Stored entries =
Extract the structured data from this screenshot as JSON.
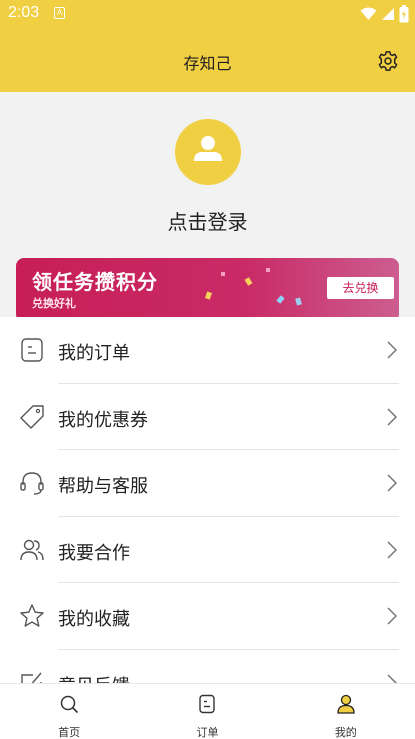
{
  "status_bar": {
    "time": "2:03",
    "notification_letter": "A"
  },
  "header": {
    "title": "存知己"
  },
  "profile": {
    "login_label": "点击登录"
  },
  "banner": {
    "title": "领任务攒积分",
    "subtitle": "兑换好礼",
    "button_label": "去兑换",
    "accent_color": "#c71e57"
  },
  "menu": {
    "items": [
      {
        "label": "我的订单",
        "icon": "order-icon"
      },
      {
        "label": "我的优惠券",
        "icon": "coupon-icon"
      },
      {
        "label": "帮助与客服",
        "icon": "headset-icon"
      },
      {
        "label": "我要合作",
        "icon": "partners-icon"
      },
      {
        "label": "我的收藏",
        "icon": "star-icon"
      },
      {
        "label": "意见反馈",
        "icon": "feedback-icon"
      }
    ]
  },
  "tabbar": {
    "tabs": [
      {
        "label": "首页",
        "icon": "search-icon"
      },
      {
        "label": "订单",
        "icon": "order-icon"
      },
      {
        "label": "我的",
        "icon": "person-icon",
        "active": true
      }
    ]
  },
  "theme": {
    "primary_color": "#f1cf42",
    "text_color": "#222222"
  }
}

Aim of the task =
The records shown above are to be repeated exactly, with the pictures left out.

Exercise response =
Extract the structured data from this screenshot as JSON.
{
  "status_bar": {
    "time": "2:03",
    "notification_letter": "A"
  },
  "header": {
    "title": "存知己"
  },
  "profile": {
    "login_label": "点击登录"
  },
  "banner": {
    "title": "领任务攒积分",
    "subtitle": "兑换好礼",
    "button_label": "去兑换",
    "accent_color": "#c71e57"
  },
  "menu": {
    "items": [
      {
        "label": "我的订单",
        "icon": "order-icon"
      },
      {
        "label": "我的优惠券",
        "icon": "coupon-icon"
      },
      {
        "label": "帮助与客服",
        "icon": "headset-icon"
      },
      {
        "label": "我要合作",
        "icon": "partners-icon"
      },
      {
        "label": "我的收藏",
        "icon": "star-icon"
      },
      {
        "label": "意见反馈",
        "icon": "feedback-icon"
      }
    ]
  },
  "tabbar": {
    "tabs": [
      {
        "label": "首页",
        "icon": "search-icon"
      },
      {
        "label": "订单",
        "icon": "order-icon"
      },
      {
        "label": "我的",
        "icon": "person-icon",
        "active": true
      }
    ]
  },
  "theme": {
    "primary_color": "#f1cf42",
    "text_color": "#222222"
  }
}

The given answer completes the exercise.